WORK TO BE COMPLETED: Select the lines that hold the word "from" and copy each one.

*****

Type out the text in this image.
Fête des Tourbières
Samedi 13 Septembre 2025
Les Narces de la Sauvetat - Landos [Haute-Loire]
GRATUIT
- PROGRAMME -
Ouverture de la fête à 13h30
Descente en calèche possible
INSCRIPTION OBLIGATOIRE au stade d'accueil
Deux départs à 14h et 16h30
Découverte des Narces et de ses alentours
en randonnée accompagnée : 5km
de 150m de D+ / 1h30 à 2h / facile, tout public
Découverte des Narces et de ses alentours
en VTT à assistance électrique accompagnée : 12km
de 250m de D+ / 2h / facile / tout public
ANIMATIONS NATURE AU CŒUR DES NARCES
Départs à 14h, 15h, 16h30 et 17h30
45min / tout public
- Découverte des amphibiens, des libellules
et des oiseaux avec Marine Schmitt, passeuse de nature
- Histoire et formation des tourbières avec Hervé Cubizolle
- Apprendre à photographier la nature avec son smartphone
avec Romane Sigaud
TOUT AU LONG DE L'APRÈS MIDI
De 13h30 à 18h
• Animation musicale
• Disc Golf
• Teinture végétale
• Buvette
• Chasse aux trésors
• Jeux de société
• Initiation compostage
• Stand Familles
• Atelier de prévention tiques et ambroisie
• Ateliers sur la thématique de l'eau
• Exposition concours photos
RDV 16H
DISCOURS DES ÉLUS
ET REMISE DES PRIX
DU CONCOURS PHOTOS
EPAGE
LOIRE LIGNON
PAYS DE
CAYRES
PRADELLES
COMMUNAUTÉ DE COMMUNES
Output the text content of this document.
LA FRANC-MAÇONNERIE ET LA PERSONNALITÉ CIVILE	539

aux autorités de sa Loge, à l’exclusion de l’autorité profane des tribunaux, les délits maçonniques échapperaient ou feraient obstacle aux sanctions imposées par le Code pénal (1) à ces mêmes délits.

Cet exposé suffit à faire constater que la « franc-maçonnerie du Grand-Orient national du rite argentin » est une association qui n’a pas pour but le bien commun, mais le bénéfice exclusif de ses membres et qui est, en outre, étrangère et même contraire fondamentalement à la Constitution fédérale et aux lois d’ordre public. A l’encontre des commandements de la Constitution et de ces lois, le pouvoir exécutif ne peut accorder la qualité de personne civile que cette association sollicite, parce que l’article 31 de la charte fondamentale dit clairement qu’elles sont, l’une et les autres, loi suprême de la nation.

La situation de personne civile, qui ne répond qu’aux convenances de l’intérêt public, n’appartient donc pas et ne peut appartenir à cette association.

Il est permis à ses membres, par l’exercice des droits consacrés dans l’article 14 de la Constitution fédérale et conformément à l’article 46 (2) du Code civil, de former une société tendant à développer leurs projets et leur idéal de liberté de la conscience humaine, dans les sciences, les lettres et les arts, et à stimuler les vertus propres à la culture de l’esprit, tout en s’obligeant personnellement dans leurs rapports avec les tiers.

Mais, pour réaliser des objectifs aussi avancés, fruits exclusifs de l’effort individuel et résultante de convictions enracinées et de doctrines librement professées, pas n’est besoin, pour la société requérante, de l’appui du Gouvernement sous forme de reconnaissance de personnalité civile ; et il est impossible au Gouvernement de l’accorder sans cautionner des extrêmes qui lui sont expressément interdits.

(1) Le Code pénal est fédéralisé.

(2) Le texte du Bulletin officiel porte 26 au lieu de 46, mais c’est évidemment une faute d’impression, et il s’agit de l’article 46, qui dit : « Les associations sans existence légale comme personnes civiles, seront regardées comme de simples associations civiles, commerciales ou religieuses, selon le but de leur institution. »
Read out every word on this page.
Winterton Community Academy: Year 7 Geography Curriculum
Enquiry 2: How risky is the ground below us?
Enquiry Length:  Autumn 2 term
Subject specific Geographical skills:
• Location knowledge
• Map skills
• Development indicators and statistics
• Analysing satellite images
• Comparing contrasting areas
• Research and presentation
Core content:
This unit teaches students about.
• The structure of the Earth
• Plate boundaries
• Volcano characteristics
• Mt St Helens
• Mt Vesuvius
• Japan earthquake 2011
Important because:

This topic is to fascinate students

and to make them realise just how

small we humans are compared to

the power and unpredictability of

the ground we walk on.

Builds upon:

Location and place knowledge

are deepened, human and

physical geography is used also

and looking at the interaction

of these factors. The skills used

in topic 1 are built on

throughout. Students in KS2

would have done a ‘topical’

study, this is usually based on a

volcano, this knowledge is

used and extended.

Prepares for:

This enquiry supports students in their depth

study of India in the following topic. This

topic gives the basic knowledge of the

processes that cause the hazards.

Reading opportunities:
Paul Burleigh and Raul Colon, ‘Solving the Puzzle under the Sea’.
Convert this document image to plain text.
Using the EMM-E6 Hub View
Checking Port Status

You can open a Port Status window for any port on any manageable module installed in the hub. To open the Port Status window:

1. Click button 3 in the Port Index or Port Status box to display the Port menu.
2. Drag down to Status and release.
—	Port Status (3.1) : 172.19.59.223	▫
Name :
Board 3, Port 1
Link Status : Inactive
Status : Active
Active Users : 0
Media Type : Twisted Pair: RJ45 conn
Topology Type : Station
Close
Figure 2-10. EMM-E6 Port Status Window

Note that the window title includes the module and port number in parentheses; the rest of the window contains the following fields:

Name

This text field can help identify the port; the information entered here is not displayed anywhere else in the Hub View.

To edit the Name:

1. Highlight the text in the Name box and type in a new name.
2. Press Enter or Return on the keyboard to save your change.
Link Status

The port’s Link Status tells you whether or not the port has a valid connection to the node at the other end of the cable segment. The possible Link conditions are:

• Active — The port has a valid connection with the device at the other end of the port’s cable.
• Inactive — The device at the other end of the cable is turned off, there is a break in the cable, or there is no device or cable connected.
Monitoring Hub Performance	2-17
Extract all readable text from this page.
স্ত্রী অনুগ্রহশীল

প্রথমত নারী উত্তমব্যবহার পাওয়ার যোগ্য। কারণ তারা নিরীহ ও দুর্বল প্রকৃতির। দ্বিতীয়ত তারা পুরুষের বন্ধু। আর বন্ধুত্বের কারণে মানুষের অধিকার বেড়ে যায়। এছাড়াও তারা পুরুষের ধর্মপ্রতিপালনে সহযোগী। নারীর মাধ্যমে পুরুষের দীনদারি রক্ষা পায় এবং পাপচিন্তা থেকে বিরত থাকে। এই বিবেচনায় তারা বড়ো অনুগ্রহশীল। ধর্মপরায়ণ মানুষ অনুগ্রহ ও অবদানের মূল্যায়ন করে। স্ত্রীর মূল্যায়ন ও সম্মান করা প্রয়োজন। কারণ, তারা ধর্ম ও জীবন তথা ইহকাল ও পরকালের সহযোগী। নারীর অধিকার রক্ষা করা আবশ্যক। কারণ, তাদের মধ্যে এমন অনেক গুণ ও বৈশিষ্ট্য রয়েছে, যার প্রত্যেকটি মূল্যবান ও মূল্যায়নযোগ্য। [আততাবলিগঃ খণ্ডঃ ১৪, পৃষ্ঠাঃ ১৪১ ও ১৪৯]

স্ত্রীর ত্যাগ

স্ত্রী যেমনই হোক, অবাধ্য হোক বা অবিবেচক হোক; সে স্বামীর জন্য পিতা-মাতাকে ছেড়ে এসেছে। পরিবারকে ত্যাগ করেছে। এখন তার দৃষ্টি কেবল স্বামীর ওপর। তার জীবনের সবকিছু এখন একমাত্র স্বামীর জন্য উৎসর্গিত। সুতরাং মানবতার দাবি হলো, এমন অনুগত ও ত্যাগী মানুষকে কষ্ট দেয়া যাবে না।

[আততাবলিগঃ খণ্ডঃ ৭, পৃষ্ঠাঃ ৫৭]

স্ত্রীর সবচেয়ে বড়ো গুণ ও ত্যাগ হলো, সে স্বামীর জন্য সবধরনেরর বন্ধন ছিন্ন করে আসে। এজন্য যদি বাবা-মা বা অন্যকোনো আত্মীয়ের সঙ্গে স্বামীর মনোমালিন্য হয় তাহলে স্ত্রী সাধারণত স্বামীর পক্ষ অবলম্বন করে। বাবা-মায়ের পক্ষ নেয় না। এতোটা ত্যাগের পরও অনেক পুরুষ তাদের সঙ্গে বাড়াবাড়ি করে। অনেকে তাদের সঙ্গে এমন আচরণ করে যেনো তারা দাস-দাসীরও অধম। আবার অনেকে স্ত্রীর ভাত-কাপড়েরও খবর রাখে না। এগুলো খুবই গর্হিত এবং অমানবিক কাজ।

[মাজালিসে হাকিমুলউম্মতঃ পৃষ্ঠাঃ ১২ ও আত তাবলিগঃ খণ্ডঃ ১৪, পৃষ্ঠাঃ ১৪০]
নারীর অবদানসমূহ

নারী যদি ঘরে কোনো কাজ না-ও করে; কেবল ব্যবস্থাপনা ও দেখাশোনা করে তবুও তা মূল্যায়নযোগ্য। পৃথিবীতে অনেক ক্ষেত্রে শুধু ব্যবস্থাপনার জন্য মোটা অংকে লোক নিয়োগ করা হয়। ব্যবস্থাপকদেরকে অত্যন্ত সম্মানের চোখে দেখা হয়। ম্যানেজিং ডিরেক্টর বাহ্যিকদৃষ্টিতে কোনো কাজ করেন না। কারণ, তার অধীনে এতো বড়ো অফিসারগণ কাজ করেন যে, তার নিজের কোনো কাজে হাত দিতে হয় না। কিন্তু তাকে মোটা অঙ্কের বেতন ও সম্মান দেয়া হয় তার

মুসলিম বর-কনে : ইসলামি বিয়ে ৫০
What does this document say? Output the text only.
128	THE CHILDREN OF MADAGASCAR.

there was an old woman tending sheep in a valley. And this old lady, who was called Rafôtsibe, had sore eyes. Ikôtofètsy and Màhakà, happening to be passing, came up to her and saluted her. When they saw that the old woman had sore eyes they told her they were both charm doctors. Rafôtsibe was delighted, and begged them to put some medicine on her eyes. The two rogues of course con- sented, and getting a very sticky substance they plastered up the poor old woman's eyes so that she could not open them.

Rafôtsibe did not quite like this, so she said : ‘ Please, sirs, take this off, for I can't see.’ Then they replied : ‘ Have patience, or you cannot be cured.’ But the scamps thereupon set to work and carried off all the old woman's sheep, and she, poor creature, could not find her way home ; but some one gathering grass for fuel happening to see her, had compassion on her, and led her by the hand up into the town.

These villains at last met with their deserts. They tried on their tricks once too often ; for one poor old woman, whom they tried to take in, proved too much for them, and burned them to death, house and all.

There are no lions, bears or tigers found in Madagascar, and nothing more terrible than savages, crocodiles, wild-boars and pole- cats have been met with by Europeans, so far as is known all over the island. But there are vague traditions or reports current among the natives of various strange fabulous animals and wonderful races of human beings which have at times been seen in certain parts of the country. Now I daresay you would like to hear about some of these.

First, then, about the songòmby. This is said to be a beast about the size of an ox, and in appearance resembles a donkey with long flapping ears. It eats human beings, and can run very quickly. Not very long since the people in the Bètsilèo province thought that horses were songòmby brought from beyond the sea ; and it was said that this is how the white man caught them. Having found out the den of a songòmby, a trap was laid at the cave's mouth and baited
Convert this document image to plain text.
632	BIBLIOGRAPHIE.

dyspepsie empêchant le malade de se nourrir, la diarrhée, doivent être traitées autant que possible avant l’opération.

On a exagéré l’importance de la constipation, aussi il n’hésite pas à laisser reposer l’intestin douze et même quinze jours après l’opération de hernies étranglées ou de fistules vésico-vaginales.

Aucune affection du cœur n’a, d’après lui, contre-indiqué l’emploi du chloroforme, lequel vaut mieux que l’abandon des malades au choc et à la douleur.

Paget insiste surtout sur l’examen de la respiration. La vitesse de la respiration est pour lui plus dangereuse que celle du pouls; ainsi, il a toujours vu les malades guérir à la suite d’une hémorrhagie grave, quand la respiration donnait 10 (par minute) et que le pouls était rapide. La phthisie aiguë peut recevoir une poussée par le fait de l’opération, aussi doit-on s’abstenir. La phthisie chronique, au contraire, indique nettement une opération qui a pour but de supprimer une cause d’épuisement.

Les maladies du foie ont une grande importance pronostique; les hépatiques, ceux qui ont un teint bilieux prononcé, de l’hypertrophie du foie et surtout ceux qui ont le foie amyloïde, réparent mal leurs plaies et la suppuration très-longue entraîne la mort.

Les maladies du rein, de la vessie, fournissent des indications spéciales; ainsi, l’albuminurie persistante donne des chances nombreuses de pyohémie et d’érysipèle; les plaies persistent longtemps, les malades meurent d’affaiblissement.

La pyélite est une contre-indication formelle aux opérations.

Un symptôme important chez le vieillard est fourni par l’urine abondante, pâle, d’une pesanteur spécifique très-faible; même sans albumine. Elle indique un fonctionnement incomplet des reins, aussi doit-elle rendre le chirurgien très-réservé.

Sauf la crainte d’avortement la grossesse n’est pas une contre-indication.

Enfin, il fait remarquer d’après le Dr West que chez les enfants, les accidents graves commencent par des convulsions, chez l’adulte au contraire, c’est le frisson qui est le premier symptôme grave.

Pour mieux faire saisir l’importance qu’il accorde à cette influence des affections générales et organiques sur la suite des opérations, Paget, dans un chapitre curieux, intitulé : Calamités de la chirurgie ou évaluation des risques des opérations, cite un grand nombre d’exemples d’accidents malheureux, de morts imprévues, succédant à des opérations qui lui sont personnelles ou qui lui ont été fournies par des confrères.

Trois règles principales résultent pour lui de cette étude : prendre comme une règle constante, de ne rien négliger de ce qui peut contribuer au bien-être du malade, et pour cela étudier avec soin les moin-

*****

SOLVED EXERCISE:
Extract all readable text from this page.
First, then, about the songòmby. This is said to be a beast about the size of an ox, and in appearance resembles a donkey with long flapping ears. It eats human beings, and can run very quickly. Not very long since the people in the Bètsilèo province thought that horses were songòmby brought from beyond the sea ; and it was said that this is how the white man caught them. Having found out the den of a songòmby, a trap was laid at the cave's mouth and baited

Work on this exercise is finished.